__Data for this exercise__:
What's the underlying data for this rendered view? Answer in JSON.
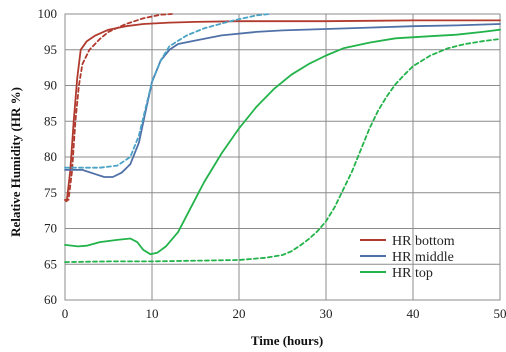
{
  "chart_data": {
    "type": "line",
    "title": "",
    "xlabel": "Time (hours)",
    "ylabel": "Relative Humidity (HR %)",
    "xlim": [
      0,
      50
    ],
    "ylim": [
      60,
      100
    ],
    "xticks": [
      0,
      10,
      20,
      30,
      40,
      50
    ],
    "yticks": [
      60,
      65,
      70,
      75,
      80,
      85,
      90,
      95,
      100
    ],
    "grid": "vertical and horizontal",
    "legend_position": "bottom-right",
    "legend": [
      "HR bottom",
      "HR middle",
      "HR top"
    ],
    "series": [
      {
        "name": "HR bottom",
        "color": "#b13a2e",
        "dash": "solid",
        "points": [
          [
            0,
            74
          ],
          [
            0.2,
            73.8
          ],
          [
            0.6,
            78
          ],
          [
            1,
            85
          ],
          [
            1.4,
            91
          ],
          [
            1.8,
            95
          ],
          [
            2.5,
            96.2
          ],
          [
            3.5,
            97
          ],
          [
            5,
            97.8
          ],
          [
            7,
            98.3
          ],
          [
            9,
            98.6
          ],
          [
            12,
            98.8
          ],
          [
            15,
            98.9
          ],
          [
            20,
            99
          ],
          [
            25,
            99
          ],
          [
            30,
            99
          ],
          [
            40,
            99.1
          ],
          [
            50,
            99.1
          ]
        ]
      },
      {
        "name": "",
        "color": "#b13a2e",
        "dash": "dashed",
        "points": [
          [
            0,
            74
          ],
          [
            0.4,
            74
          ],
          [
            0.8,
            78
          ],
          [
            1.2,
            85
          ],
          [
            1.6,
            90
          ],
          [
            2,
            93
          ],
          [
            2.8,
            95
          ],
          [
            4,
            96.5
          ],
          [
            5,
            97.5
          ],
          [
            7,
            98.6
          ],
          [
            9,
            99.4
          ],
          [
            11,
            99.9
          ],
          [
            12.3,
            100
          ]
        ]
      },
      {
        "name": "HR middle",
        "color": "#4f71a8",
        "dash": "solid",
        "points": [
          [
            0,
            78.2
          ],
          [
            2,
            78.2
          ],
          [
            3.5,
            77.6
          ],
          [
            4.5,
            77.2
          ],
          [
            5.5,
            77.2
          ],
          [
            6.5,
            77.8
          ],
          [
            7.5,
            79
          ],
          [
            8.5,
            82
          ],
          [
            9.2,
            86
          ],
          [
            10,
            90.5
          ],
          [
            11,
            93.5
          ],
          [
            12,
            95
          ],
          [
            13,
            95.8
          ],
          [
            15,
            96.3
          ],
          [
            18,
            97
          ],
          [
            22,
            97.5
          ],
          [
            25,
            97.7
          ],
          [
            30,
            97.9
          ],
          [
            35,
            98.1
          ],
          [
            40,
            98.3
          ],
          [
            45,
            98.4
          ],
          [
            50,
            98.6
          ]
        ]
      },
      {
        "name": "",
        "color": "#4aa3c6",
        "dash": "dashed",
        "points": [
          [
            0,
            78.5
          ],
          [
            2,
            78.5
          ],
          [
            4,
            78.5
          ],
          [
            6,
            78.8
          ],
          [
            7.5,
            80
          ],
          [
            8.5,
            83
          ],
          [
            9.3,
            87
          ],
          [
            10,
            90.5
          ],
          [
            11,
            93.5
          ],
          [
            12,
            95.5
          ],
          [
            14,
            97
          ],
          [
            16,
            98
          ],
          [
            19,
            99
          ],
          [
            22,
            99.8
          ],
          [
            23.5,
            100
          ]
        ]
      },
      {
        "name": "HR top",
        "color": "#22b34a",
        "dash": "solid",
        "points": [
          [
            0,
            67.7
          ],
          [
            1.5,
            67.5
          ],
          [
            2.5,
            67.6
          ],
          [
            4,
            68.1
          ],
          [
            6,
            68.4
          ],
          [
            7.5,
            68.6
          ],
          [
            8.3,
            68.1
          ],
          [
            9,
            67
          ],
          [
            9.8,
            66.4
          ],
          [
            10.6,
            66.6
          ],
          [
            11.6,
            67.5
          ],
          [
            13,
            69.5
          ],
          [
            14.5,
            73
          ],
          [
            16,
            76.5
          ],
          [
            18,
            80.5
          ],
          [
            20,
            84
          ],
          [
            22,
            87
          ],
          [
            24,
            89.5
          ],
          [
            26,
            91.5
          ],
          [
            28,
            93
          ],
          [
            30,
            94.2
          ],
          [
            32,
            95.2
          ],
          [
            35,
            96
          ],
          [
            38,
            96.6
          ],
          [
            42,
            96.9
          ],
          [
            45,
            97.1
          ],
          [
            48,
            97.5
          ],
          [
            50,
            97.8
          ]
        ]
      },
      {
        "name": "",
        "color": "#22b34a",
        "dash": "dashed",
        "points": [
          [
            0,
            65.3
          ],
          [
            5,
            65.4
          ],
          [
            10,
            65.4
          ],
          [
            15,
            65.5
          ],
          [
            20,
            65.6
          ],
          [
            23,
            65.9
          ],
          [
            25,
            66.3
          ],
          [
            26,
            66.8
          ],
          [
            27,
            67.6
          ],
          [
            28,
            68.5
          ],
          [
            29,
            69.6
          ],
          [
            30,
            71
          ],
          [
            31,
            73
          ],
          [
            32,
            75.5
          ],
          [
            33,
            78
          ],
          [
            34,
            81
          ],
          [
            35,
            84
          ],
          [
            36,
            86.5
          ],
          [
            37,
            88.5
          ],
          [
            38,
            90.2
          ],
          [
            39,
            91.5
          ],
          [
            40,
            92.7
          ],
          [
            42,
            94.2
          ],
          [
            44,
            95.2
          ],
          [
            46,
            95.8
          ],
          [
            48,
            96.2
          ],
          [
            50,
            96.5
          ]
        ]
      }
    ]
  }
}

__Directive__: Copy each line exactly, and leave the pictures out of your copy.

__Reply__:
What's the underlying data for this rendered view? Answer in JSON.
{
  "chart_data": {
    "type": "line",
    "title": "",
    "xlabel": "Time (hours)",
    "ylabel": "Relative Humidity (HR %)",
    "xlim": [
      0,
      50
    ],
    "ylim": [
      60,
      100
    ],
    "xticks": [
      0,
      10,
      20,
      30,
      40,
      50
    ],
    "yticks": [
      60,
      65,
      70,
      75,
      80,
      85,
      90,
      95,
      100
    ],
    "grid": "vertical and horizontal",
    "legend_position": "bottom-right",
    "legend": [
      "HR bottom",
      "HR middle",
      "HR top"
    ],
    "series": [
      {
        "name": "HR bottom",
        "color": "#b13a2e",
        "dash": "solid",
        "points": [
          [
            0,
            74
          ],
          [
            0.2,
            73.8
          ],
          [
            0.6,
            78
          ],
          [
            1,
            85
          ],
          [
            1.4,
            91
          ],
          [
            1.8,
            95
          ],
          [
            2.5,
            96.2
          ],
          [
            3.5,
            97
          ],
          [
            5,
            97.8
          ],
          [
            7,
            98.3
          ],
          [
            9,
            98.6
          ],
          [
            12,
            98.8
          ],
          [
            15,
            98.9
          ],
          [
            20,
            99
          ],
          [
            25,
            99
          ],
          [
            30,
            99
          ],
          [
            40,
            99.1
          ],
          [
            50,
            99.1
          ]
        ]
      },
      {
        "name": "",
        "color": "#b13a2e",
        "dash": "dashed",
        "points": [
          [
            0,
            74
          ],
          [
            0.4,
            74
          ],
          [
            0.8,
            78
          ],
          [
            1.2,
            85
          ],
          [
            1.6,
            90
          ],
          [
            2,
            93
          ],
          [
            2.8,
            95
          ],
          [
            4,
            96.5
          ],
          [
            5,
            97.5
          ],
          [
            7,
            98.6
          ],
          [
            9,
            99.4
          ],
          [
            11,
            99.9
          ],
          [
            12.3,
            100
          ]
        ]
      },
      {
        "name": "HR middle",
        "color": "#4f71a8",
        "dash": "solid",
        "points": [
          [
            0,
            78.2
          ],
          [
            2,
            78.2
          ],
          [
            3.5,
            77.6
          ],
          [
            4.5,
            77.2
          ],
          [
            5.5,
            77.2
          ],
          [
            6.5,
            77.8
          ],
          [
            7.5,
            79
          ],
          [
            8.5,
            82
          ],
          [
            9.2,
            86
          ],
          [
            10,
            90.5
          ],
          [
            11,
            93.5
          ],
          [
            12,
            95
          ],
          [
            13,
            95.8
          ],
          [
            15,
            96.3
          ],
          [
            18,
            97
          ],
          [
            22,
            97.5
          ],
          [
            25,
            97.7
          ],
          [
            30,
            97.9
          ],
          [
            35,
            98.1
          ],
          [
            40,
            98.3
          ],
          [
            45,
            98.4
          ],
          [
            50,
            98.6
          ]
        ]
      },
      {
        "name": "",
        "color": "#4aa3c6",
        "dash": "dashed",
        "points": [
          [
            0,
            78.5
          ],
          [
            2,
            78.5
          ],
          [
            4,
            78.5
          ],
          [
            6,
            78.8
          ],
          [
            7.5,
            80
          ],
          [
            8.5,
            83
          ],
          [
            9.3,
            87
          ],
          [
            10,
            90.5
          ],
          [
            11,
            93.5
          ],
          [
            12,
            95.5
          ],
          [
            14,
            97
          ],
          [
            16,
            98
          ],
          [
            19,
            99
          ],
          [
            22,
            99.8
          ],
          [
            23.5,
            100
          ]
        ]
      },
      {
        "name": "HR top",
        "color": "#22b34a",
        "dash": "solid",
        "points": [
          [
            0,
            67.7
          ],
          [
            1.5,
            67.5
          ],
          [
            2.5,
            67.6
          ],
          [
            4,
            68.1
          ],
          [
            6,
            68.4
          ],
          [
            7.5,
            68.6
          ],
          [
            8.3,
            68.1
          ],
          [
            9,
            67
          ],
          [
            9.8,
            66.4
          ],
          [
            10.6,
            66.6
          ],
          [
            11.6,
            67.5
          ],
          [
            13,
            69.5
          ],
          [
            14.5,
            73
          ],
          [
            16,
            76.5
          ],
          [
            18,
            80.5
          ],
          [
            20,
            84
          ],
          [
            22,
            87
          ],
          [
            24,
            89.5
          ],
          [
            26,
            91.5
          ],
          [
            28,
            93
          ],
          [
            30,
            94.2
          ],
          [
            32,
            95.2
          ],
          [
            35,
            96
          ],
          [
            38,
            96.6
          ],
          [
            42,
            96.9
          ],
          [
            45,
            97.1
          ],
          [
            48,
            97.5
          ],
          [
            50,
            97.8
          ]
        ]
      },
      {
        "name": "",
        "color": "#22b34a",
        "dash": "dashed",
        "points": [
          [
            0,
            65.3
          ],
          [
            5,
            65.4
          ],
          [
            10,
            65.4
          ],
          [
            15,
            65.5
          ],
          [
            20,
            65.6
          ],
          [
            23,
            65.9
          ],
          [
            25,
            66.3
          ],
          [
            26,
            66.8
          ],
          [
            27,
            67.6
          ],
          [
            28,
            68.5
          ],
          [
            29,
            69.6
          ],
          [
            30,
            71
          ],
          [
            31,
            73
          ],
          [
            32,
            75.5
          ],
          [
            33,
            78
          ],
          [
            34,
            81
          ],
          [
            35,
            84
          ],
          [
            36,
            86.5
          ],
          [
            37,
            88.5
          ],
          [
            38,
            90.2
          ],
          [
            39,
            91.5
          ],
          [
            40,
            92.7
          ],
          [
            42,
            94.2
          ],
          [
            44,
            95.2
          ],
          [
            46,
            95.8
          ],
          [
            48,
            96.2
          ],
          [
            50,
            96.5
          ]
        ]
      }
    ]
  }
}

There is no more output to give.